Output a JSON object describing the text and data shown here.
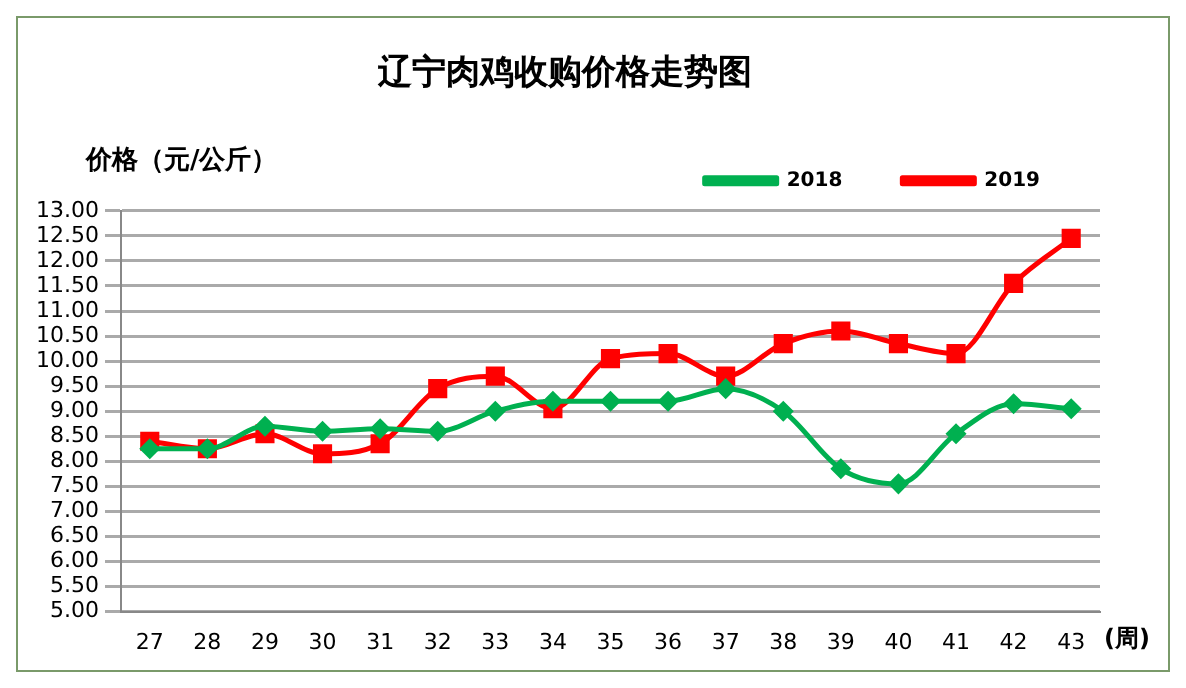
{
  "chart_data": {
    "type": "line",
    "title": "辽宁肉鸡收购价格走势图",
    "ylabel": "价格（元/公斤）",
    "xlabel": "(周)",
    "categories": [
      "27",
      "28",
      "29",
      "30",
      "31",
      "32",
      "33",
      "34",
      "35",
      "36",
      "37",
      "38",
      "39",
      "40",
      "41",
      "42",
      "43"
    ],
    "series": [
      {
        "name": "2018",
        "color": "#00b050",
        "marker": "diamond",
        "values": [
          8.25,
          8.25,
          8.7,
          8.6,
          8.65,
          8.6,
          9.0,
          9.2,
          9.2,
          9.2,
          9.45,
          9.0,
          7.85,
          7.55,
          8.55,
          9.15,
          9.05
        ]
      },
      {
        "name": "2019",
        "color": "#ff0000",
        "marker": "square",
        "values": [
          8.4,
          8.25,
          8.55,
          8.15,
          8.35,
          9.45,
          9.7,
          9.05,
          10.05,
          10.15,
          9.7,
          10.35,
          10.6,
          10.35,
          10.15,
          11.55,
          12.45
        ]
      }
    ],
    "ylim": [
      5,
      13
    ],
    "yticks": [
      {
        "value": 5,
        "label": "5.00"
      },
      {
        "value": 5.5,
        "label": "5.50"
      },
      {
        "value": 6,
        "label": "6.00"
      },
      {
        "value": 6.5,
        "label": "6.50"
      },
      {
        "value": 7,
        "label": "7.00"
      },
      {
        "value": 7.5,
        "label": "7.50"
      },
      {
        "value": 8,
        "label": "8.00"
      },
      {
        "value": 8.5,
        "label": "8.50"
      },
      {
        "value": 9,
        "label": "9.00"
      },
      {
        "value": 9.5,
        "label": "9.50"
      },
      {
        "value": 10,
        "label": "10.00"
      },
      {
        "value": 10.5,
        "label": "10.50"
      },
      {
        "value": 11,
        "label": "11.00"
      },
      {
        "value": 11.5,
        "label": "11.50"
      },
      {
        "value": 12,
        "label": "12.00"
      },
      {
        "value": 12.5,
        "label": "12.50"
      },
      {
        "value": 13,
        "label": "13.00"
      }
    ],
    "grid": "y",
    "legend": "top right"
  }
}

--*--

▶ TASK DIRECTIONS:
Drop the images and quote the entries word for word.

▶ WRITTEN RESPONSE:
Output a JSON object describing the text and data shown here.
{
  "chart_data": {
    "type": "line",
    "title": "辽宁肉鸡收购价格走势图",
    "ylabel": "价格（元/公斤）",
    "xlabel": "(周)",
    "categories": [
      "27",
      "28",
      "29",
      "30",
      "31",
      "32",
      "33",
      "34",
      "35",
      "36",
      "37",
      "38",
      "39",
      "40",
      "41",
      "42",
      "43"
    ],
    "series": [
      {
        "name": "2018",
        "color": "#00b050",
        "marker": "diamond",
        "values": [
          8.25,
          8.25,
          8.7,
          8.6,
          8.65,
          8.6,
          9.0,
          9.2,
          9.2,
          9.2,
          9.45,
          9.0,
          7.85,
          7.55,
          8.55,
          9.15,
          9.05
        ]
      },
      {
        "name": "2019",
        "color": "#ff0000",
        "marker": "square",
        "values": [
          8.4,
          8.25,
          8.55,
          8.15,
          8.35,
          9.45,
          9.7,
          9.05,
          10.05,
          10.15,
          9.7,
          10.35,
          10.6,
          10.35,
          10.15,
          11.55,
          12.45
        ]
      }
    ],
    "ylim": [
      5,
      13
    ],
    "yticks": [
      {
        "value": 5,
        "label": "5.00"
      },
      {
        "value": 5.5,
        "label": "5.50"
      },
      {
        "value": 6,
        "label": "6.00"
      },
      {
        "value": 6.5,
        "label": "6.50"
      },
      {
        "value": 7,
        "label": "7.00"
      },
      {
        "value": 7.5,
        "label": "7.50"
      },
      {
        "value": 8,
        "label": "8.00"
      },
      {
        "value": 8.5,
        "label": "8.50"
      },
      {
        "value": 9,
        "label": "9.00"
      },
      {
        "value": 9.5,
        "label": "9.50"
      },
      {
        "value": 10,
        "label": "10.00"
      },
      {
        "value": 10.5,
        "label": "10.50"
      },
      {
        "value": 11,
        "label": "11.00"
      },
      {
        "value": 11.5,
        "label": "11.50"
      },
      {
        "value": 12,
        "label": "12.00"
      },
      {
        "value": 12.5,
        "label": "12.50"
      },
      {
        "value": 13,
        "label": "13.00"
      }
    ],
    "grid": "y",
    "legend": "top right"
  }
}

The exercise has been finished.